As a woman, and a Christian woman, I’m beginning to feel as if the topic of singleness surrounds me on a daily basis and lingers around most corners of discussion. Between my clients and single friends, I consistently see this area of people’s lives being talked about and viewed in multiple ways.
I will be the first to admit that I too am single (and I’m not exactly in the spring chicken category anymore)! I will also be the first to admit that, just like everyone else, sometimes I struggle with this. I was never the one to grow up with the ideal of being married by age 23 and have 2.4 children by age 26, but I have always imagined marriage being a part of my future. I hear sides of encouragement such as: “you’re still young!”, “I’m proud of you for not settling” and “God’s using you for amazing things now, when the time is right the right man will come” to not so encouraging statements like: “maybe you’re too picky”, “well, what is wrong with you?” and “(insert what should be considered having standards), this is why you’re still single”. We live in a culture and society that loves to point out the shortcomings of others, have ideals and expectations of what life “should” look like and what is wrong with us if we don’t meet up to those expectations. I hear so many singles who think something MUST be wrong with them if they aren’t in a relationship, engaged or married yet. Shamefully, I myself have fallen victim to this negative chatter in my head at times and although I’m able to snap out of it, it still seems to pop up.

▸ **DATA EXTRACT**:

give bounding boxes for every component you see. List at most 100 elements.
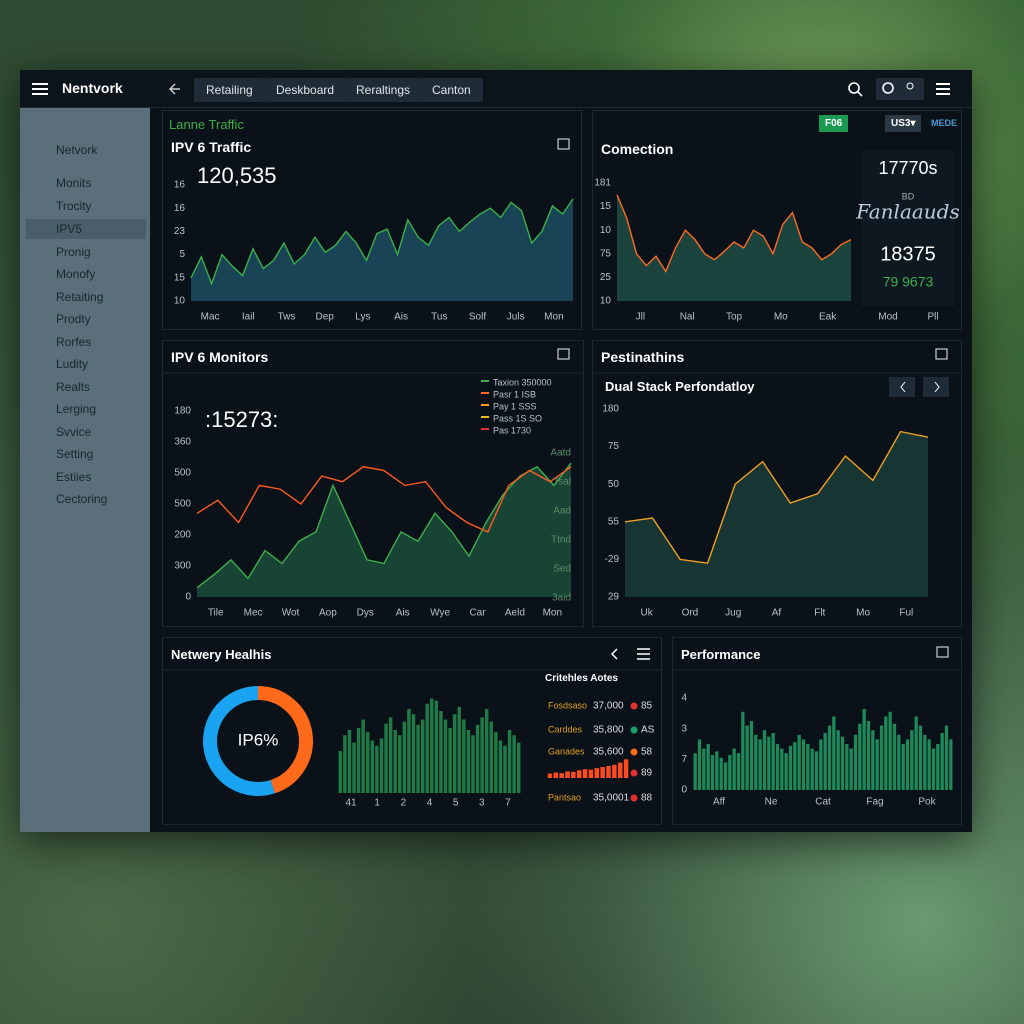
x-tick-label: Mon bbox=[543, 608, 562, 619]
bar bbox=[918, 725, 923, 790]
bar bbox=[507, 730, 512, 793]
sidebar-item[interactable]: Retaiting bbox=[56, 289, 104, 304]
menu-icon[interactable] bbox=[30, 80, 50, 98]
sidebar-item[interactable]: Ludity bbox=[56, 357, 89, 371]
stat: BD bbox=[902, 191, 915, 201]
tab[interactable]: Reraltings bbox=[344, 78, 423, 102]
back-icon[interactable] bbox=[166, 80, 186, 98]
x-tick-label: Jug bbox=[725, 608, 741, 619]
panel-graphics: 16 16 23 5 15 10 Mac Iail Tws Dep Lys Ais Tus Solf Jul… bbox=[174, 138, 574, 323]
bar bbox=[407, 709, 411, 793]
bar bbox=[606, 765, 611, 778]
x-tick-label: Mec bbox=[244, 608, 263, 619]
tab[interactable]: Deskboard bbox=[264, 78, 347, 102]
x-tick-label: Tws bbox=[278, 312, 296, 323]
bar bbox=[762, 730, 767, 790]
bar bbox=[706, 744, 710, 790]
row-name: Carddes bbox=[548, 724, 583, 734]
bar bbox=[361, 719, 365, 793]
bar bbox=[402, 721, 407, 793]
x-tick-label: 2 bbox=[401, 798, 407, 809]
sidebar-item[interactable]: IPV5 bbox=[26, 219, 146, 239]
row-value: 35,0001 bbox=[593, 793, 630, 804]
tab[interactable]: Retailing bbox=[194, 78, 265, 102]
bar bbox=[775, 744, 780, 790]
x-tick-label: Uk bbox=[641, 608, 654, 619]
bar bbox=[723, 762, 728, 790]
x-tick-label: Af bbox=[772, 608, 782, 619]
bar bbox=[443, 719, 448, 793]
x-tick-label: Eak bbox=[819, 312, 837, 323]
area bbox=[625, 431, 928, 597]
sidebar-item[interactable]: Lerging bbox=[56, 402, 97, 416]
bar bbox=[736, 753, 741, 790]
sidebar-item[interactable]: Svvice bbox=[56, 424, 92, 439]
bar bbox=[612, 764, 617, 778]
bar bbox=[754, 734, 758, 790]
sidebar-item[interactable]: Monits bbox=[56, 176, 92, 190]
x-tick-label: Iail bbox=[242, 312, 255, 323]
y-tick-label: 0 bbox=[681, 785, 687, 796]
panel-graphics: 180 75 50 55 -29 29 Uk Ord Jug Af Flt Mo Ful bbox=[593, 348, 961, 619]
x-tick-label: 3 bbox=[479, 798, 485, 809]
dual-panel: 180 75 50 55 -29 29 Uk Ord Jug Af Flt Mo Ful Pestina… bbox=[592, 340, 962, 627]
bar bbox=[806, 744, 810, 790]
bar bbox=[448, 727, 452, 793]
bar bbox=[553, 772, 559, 778]
sidebar-item[interactable]: Prodty bbox=[56, 312, 91, 326]
row-code: AS bbox=[641, 725, 655, 736]
badge[interactable]: F06 bbox=[819, 115, 849, 132]
select[interactable]: US3▾ bbox=[885, 115, 922, 132]
x-tick-label: Ne bbox=[765, 797, 778, 808]
bar bbox=[866, 721, 871, 790]
sidebar-item[interactable]: Trocity bbox=[56, 198, 92, 213]
bar bbox=[771, 732, 775, 790]
bar bbox=[384, 723, 388, 793]
y-tick-label: 3 bbox=[681, 723, 687, 734]
y-tick-label: 500 bbox=[174, 499, 191, 510]
sidebar-item[interactable]: Rorfes bbox=[56, 334, 92, 349]
sidebar-item[interactable]: Setting bbox=[56, 447, 94, 461]
x-tick-label: Mon bbox=[544, 312, 563, 323]
expand-icon bbox=[936, 646, 949, 658]
panel-title: Performance bbox=[681, 647, 761, 662]
x-tick-label: Mac bbox=[201, 312, 220, 323]
panel-graphics: 181 15 10 75 25 10 Jll Nal Top Mo Eak 17770s BDFanla… bbox=[594, 151, 960, 323]
y-tick-label: 500 bbox=[174, 468, 191, 479]
bar bbox=[849, 748, 853, 790]
y-tick-label: 0 bbox=[185, 592, 191, 603]
bar bbox=[466, 730, 471, 793]
bar bbox=[749, 721, 754, 790]
axis-label: Aatd bbox=[550, 448, 571, 459]
bar bbox=[512, 735, 516, 793]
sidebar-item[interactable]: Pronig bbox=[56, 244, 91, 259]
sidebar-item[interactable]: Cectoring bbox=[56, 492, 108, 506]
toolbar-icons[interactable] bbox=[840, 78, 960, 100]
kicker: Lanne Traffic bbox=[169, 117, 244, 132]
y-tick-label: 55 bbox=[608, 516, 620, 527]
bar bbox=[484, 709, 489, 793]
row-code: 58 bbox=[641, 747, 653, 758]
bar bbox=[914, 716, 918, 790]
x-tick-label: Tile bbox=[208, 608, 224, 619]
tab[interactable]: Canton bbox=[420, 78, 483, 102]
bar bbox=[892, 723, 897, 790]
sidebar-item[interactable]: Monofy bbox=[56, 267, 96, 281]
bar bbox=[434, 700, 439, 793]
mode[interactable]: MEDE bbox=[931, 118, 958, 128]
legend-swatch bbox=[481, 416, 489, 418]
arrows bbox=[900, 381, 940, 393]
y-tick-label: 5 bbox=[179, 249, 185, 260]
next-button[interactable] bbox=[923, 377, 949, 397]
prev-button[interactable] bbox=[889, 377, 915, 397]
legend-swatch bbox=[481, 392, 489, 394]
sidebar-item[interactable]: Realts bbox=[56, 379, 91, 394]
legend-label: Pass 1S SO bbox=[493, 413, 542, 423]
sidebar-item[interactable]: Estiies bbox=[56, 469, 92, 484]
sidebar-item[interactable]: Netvork bbox=[56, 143, 98, 157]
axis-label: Sed bbox=[553, 564, 571, 575]
row-dot bbox=[630, 702, 638, 710]
bar bbox=[594, 768, 600, 778]
bar bbox=[732, 748, 736, 790]
x-tick-label: 1 bbox=[374, 798, 380, 809]
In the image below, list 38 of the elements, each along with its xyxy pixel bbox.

▸ **GIVEN TASK**:
Change the passage on singleness, starting at "As a woman, and" and ending at "in multiple ways.", so that "clients" becomes "coworkers".

▸ **FULL RESPONSE**:
As a woman, and a Christian woman, I’m beginning to feel as if the topic of singleness surrounds me on a daily basis and lingers around most corners of discussion. Between my coworkers and single friends, I consistently see this area of people’s lives being talked about and viewed in multiple ways.